◆ **Objective**
Reproduce the full listing below unchanged, apart from the pictures.
'''
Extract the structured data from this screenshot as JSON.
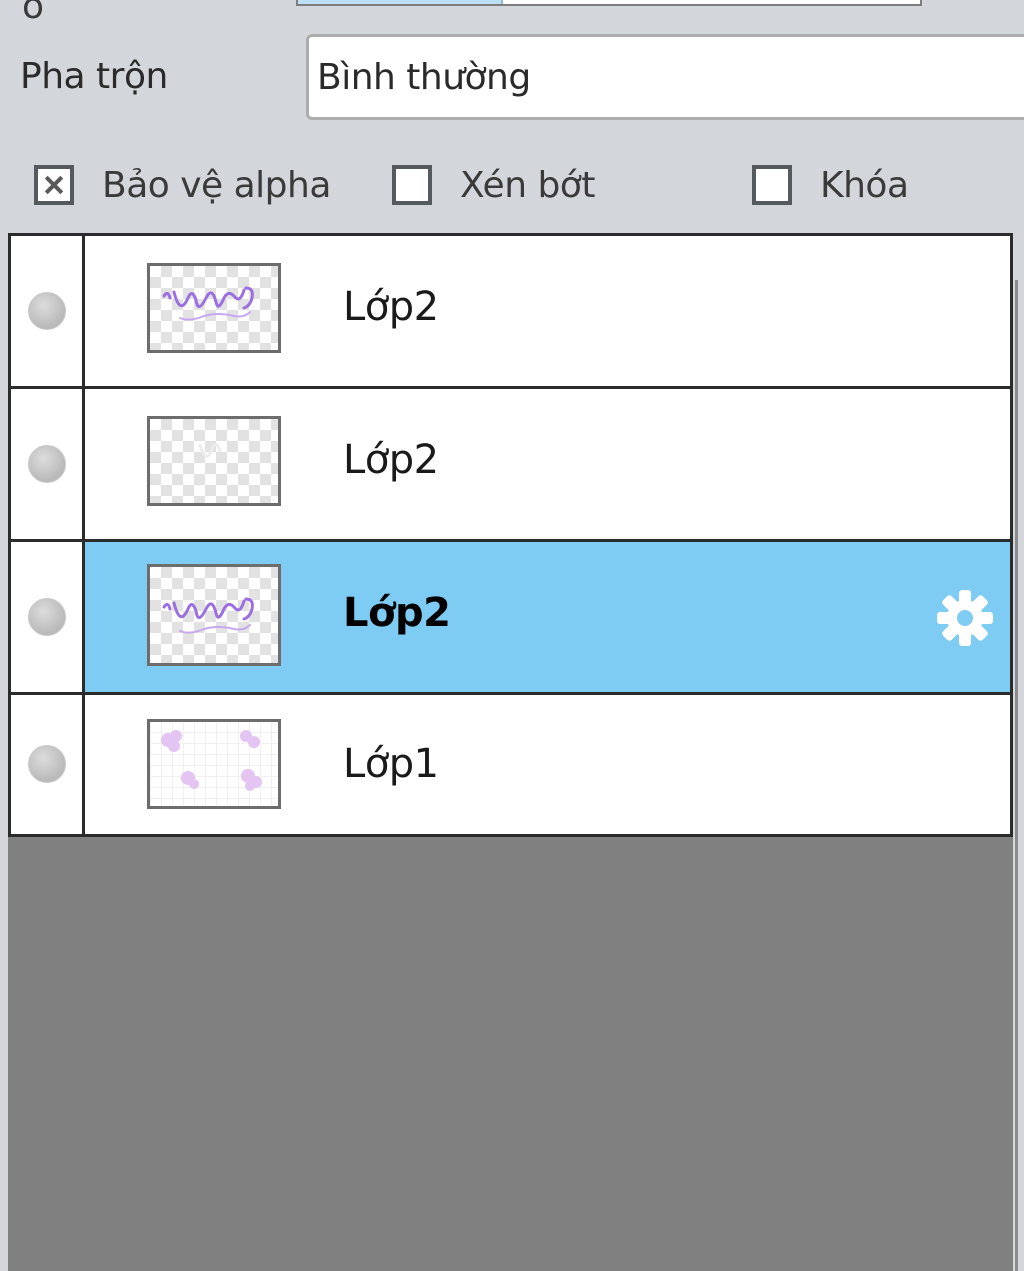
{
  "top_row": {
    "label_fragment": "ồ",
    "opacity_fill_fraction": 0.33
  },
  "blend": {
    "label": "Pha trộn",
    "value": "Bình thường"
  },
  "options": {
    "alpha_protect": {
      "label": "Bảo vệ alpha",
      "checked": true
    },
    "clip": {
      "label": "Xén bớt",
      "checked": false
    },
    "lock": {
      "label": "Khóa",
      "checked": false
    }
  },
  "layers": [
    {
      "name": "Lớp2",
      "selected": false,
      "thumbnail": "purple-script"
    },
    {
      "name": "Lớp2",
      "selected": false,
      "thumbnail": "faint-script"
    },
    {
      "name": "Lớp2",
      "selected": true,
      "thumbnail": "purple-script"
    },
    {
      "name": "Lớp1",
      "selected": false,
      "thumbnail": "pink-flowers"
    }
  ],
  "colors": {
    "panel_bg": "#d3d7db",
    "selected_row": "#7ecbf4",
    "empty_area": "#808080",
    "thumbnail_ink": "#9b6fe0"
  },
  "icons": {
    "settings": "gear-icon",
    "visibility": "visibility-dot-icon"
  }
}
'''
◆ **Solution to this task**
Extract the structured data from this screenshot as JSON.
{
  "top_row": {
    "label_fragment": "ồ",
    "opacity_fill_fraction": 0.33
  },
  "blend": {
    "label": "Pha trộn",
    "value": "Bình thường"
  },
  "options": {
    "alpha_protect": {
      "label": "Bảo vệ alpha",
      "checked": true
    },
    "clip": {
      "label": "Xén bớt",
      "checked": false
    },
    "lock": {
      "label": "Khóa",
      "checked": false
    }
  },
  "layers": [
    {
      "name": "Lớp2",
      "selected": false,
      "thumbnail": "purple-script"
    },
    {
      "name": "Lớp2",
      "selected": false,
      "thumbnail": "faint-script"
    },
    {
      "name": "Lớp2",
      "selected": true,
      "thumbnail": "purple-script"
    },
    {
      "name": "Lớp1",
      "selected": false,
      "thumbnail": "pink-flowers"
    }
  ],
  "colors": {
    "panel_bg": "#d3d7db",
    "selected_row": "#7ecbf4",
    "empty_area": "#808080",
    "thumbnail_ink": "#9b6fe0"
  },
  "icons": {
    "settings": "gear-icon",
    "visibility": "visibility-dot-icon"
  }
}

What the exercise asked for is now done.